Exercise instructions
Return every line of the records below unchanged, character for character.

>> start Input for this task

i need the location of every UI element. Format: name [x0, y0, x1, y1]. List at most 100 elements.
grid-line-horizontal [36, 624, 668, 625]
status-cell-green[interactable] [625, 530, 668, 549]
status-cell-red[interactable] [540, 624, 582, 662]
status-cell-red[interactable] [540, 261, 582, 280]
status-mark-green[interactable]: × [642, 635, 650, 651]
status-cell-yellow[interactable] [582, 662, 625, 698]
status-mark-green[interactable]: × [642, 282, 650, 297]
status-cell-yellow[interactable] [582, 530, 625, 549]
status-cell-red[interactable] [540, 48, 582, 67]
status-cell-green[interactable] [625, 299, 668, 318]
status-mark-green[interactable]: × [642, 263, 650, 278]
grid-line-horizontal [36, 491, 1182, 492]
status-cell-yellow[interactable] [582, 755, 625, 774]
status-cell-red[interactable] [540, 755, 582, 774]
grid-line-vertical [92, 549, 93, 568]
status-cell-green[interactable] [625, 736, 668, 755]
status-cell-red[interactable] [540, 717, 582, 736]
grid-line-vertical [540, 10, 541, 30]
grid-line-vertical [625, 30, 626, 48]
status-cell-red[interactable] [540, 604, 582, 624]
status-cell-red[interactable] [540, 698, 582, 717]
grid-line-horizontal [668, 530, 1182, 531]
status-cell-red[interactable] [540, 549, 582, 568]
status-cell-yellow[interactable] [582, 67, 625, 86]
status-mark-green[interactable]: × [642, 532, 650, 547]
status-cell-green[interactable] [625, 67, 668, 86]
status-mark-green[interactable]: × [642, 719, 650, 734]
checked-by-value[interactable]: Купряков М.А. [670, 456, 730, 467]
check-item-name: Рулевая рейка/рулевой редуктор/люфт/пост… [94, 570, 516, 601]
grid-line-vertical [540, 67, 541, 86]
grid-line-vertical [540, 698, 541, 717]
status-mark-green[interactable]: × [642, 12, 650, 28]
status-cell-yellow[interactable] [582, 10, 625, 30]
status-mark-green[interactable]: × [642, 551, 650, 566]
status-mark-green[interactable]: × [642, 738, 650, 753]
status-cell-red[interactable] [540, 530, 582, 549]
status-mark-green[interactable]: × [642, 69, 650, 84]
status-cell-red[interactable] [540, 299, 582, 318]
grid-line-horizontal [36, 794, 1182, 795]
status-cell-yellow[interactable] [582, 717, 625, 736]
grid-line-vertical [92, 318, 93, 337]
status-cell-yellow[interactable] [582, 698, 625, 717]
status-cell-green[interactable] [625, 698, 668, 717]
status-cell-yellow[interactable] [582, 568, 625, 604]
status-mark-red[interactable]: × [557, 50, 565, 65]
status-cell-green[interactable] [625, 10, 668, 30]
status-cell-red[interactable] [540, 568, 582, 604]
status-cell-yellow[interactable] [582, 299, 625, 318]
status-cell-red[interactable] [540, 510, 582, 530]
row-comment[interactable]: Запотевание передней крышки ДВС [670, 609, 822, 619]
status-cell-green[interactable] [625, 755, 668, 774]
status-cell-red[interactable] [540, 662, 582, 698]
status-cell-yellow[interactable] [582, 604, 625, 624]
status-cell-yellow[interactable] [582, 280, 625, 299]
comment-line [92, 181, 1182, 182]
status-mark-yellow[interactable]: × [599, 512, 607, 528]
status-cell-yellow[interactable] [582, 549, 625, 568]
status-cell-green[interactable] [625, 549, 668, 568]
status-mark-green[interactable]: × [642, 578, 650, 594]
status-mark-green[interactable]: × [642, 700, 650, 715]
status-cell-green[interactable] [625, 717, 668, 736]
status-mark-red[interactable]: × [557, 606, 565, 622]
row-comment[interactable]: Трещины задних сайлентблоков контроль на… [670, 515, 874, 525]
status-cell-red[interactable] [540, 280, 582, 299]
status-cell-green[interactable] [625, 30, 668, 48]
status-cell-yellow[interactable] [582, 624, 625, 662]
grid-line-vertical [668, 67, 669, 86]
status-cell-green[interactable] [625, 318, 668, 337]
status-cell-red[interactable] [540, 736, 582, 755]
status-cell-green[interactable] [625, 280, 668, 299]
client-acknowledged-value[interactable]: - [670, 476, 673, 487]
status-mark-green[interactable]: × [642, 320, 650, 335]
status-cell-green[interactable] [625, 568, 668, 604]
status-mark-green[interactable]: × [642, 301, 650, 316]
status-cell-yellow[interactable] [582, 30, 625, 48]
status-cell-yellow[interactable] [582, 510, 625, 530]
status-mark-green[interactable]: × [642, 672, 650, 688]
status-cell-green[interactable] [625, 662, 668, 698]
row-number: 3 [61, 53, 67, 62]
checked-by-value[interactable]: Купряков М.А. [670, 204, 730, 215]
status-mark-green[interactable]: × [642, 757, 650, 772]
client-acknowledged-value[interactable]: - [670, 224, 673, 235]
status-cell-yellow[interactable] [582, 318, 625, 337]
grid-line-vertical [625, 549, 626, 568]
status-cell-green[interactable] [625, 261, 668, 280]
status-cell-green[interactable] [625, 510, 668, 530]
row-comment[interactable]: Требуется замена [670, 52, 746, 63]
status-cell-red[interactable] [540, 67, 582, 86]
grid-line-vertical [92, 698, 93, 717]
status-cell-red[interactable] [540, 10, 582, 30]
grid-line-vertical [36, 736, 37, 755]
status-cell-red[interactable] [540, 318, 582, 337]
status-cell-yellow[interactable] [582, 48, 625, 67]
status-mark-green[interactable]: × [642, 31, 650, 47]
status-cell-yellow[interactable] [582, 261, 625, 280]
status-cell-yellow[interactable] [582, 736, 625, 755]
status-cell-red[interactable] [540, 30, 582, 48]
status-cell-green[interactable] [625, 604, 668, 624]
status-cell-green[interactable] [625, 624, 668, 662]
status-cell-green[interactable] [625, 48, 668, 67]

>> end Input for this task

Expected output
i need the location of every UI element. Format: name [x0, y0, x1, y1]. List at most 100 elements.
grid-line-horizontal [36, 624, 668, 625]
status-cell-green[interactable] [625, 530, 668, 549]
status-cell-red[interactable] [540, 624, 582, 662]
status-cell-red[interactable] [540, 261, 582, 280]
status-mark-green[interactable]: × [642, 635, 650, 651]
status-cell-yellow[interactable] [582, 662, 625, 698]
status-mark-green[interactable]: × [642, 282, 650, 297]
status-cell-yellow[interactable] [582, 530, 625, 549]
status-cell-red[interactable] [540, 48, 582, 67]
status-cell-green[interactable] [625, 299, 668, 318]
status-mark-green[interactable]: × [642, 263, 650, 278]
grid-line-horizontal [36, 491, 1182, 492]
status-cell-yellow[interactable] [582, 755, 625, 774]
status-cell-red[interactable] [540, 755, 582, 774]
grid-line-vertical [92, 549, 93, 568]
status-cell-green[interactable] [625, 736, 668, 755]
status-cell-red[interactable] [540, 717, 582, 736]
grid-line-vertical [540, 10, 541, 30]
grid-line-vertical [625, 30, 626, 48]
status-cell-red[interactable] [540, 604, 582, 624]
status-cell-red[interactable] [540, 698, 582, 717]
grid-line-horizontal [668, 530, 1182, 531]
status-cell-red[interactable] [540, 549, 582, 568]
status-cell-yellow[interactable] [582, 67, 625, 86]
status-mark-green[interactable]: × [642, 532, 650, 547]
status-cell-green[interactable] [625, 67, 668, 86]
status-mark-green[interactable]: × [642, 719, 650, 734]
checked-by-value[interactable]: Купряков М.А. [670, 456, 730, 467]
check-item-name: Рулевая рейка/рулевой редуктор/люфт/пост… [94, 570, 516, 601]
grid-line-vertical [540, 67, 541, 86]
grid-line-vertical [540, 698, 541, 717]
status-mark-green[interactable]: × [642, 12, 650, 28]
status-cell-yellow[interactable] [582, 10, 625, 30]
status-mark-green[interactable]: × [642, 551, 650, 566]
status-mark-green[interactable]: × [642, 738, 650, 753]
status-cell-red[interactable] [540, 530, 582, 549]
status-mark-green[interactable]: × [642, 69, 650, 84]
status-cell-red[interactable] [540, 299, 582, 318]
grid-line-horizontal [36, 794, 1182, 795]
status-cell-yellow[interactable] [582, 717, 625, 736]
grid-line-vertical [92, 318, 93, 337]
status-cell-yellow[interactable] [582, 698, 625, 717]
status-cell-green[interactable] [625, 698, 668, 717]
status-cell-yellow[interactable] [582, 568, 625, 604]
status-mark-red[interactable]: × [557, 50, 565, 65]
status-cell-green[interactable] [625, 10, 668, 30]
status-cell-red[interactable] [540, 568, 582, 604]
status-cell-yellow[interactable] [582, 299, 625, 318]
status-cell-red[interactable] [540, 510, 582, 530]
row-comment[interactable]: Запотевание передней крышки ДВС [670, 609, 822, 619]
status-cell-green[interactable] [625, 755, 668, 774]
status-cell-red[interactable] [540, 662, 582, 698]
status-cell-yellow[interactable] [582, 604, 625, 624]
status-cell-yellow[interactable] [582, 280, 625, 299]
comment-line [92, 181, 1182, 182]
status-mark-yellow[interactable]: × [599, 512, 607, 528]
status-cell-yellow[interactable] [582, 549, 625, 568]
status-cell-green[interactable] [625, 549, 668, 568]
status-mark-green[interactable]: × [642, 578, 650, 594]
status-mark-green[interactable]: × [642, 700, 650, 715]
status-cell-green[interactable] [625, 717, 668, 736]
status-mark-red[interactable]: × [557, 606, 565, 622]
row-comment[interactable]: Трещины задних сайлентблоков контроль на… [670, 515, 874, 525]
status-cell-red[interactable] [540, 280, 582, 299]
status-cell-green[interactable] [625, 30, 668, 48]
status-cell-yellow[interactable] [582, 624, 625, 662]
grid-line-vertical [668, 67, 669, 86]
status-cell-green[interactable] [625, 318, 668, 337]
status-cell-red[interactable] [540, 736, 582, 755]
status-cell-green[interactable] [625, 280, 668, 299]
client-acknowledged-value[interactable]: - [670, 476, 673, 487]
status-mark-green[interactable]: × [642, 320, 650, 335]
status-cell-green[interactable] [625, 568, 668, 604]
status-mark-green[interactable]: × [642, 301, 650, 316]
status-cell-yellow[interactable] [582, 30, 625, 48]
status-cell-yellow[interactable] [582, 510, 625, 530]
status-mark-green[interactable]: × [642, 672, 650, 688]
status-cell-green[interactable] [625, 662, 668, 698]
row-number: 3 [61, 53, 67, 62]
checked-by-value[interactable]: Купряков М.А. [670, 204, 730, 215]
status-mark-green[interactable]: × [642, 757, 650, 772]
client-acknowledged-value[interactable]: - [670, 224, 673, 235]
status-cell-yellow[interactable] [582, 318, 625, 337]
grid-line-vertical [625, 549, 626, 568]
status-cell-green[interactable] [625, 261, 668, 280]
status-cell-green[interactable] [625, 510, 668, 530]
row-comment[interactable]: Требуется замена [670, 52, 746, 63]
status-cell-red[interactable] [540, 67, 582, 86]
grid-line-vertical [92, 698, 93, 717]
status-cell-red[interactable] [540, 10, 582, 30]
grid-line-vertical [36, 736, 37, 755]
status-cell-red[interactable] [540, 318, 582, 337]
status-cell-yellow[interactable] [582, 48, 625, 67]
status-mark-green[interactable]: × [642, 31, 650, 47]
status-cell-yellow[interactable] [582, 261, 625, 280]
status-cell-yellow[interactable] [582, 736, 625, 755]
status-cell-red[interactable] [540, 30, 582, 48]
status-cell-green[interactable] [625, 604, 668, 624]
status-cell-green[interactable] [625, 624, 668, 662]
status-cell-green[interactable] [625, 48, 668, 67]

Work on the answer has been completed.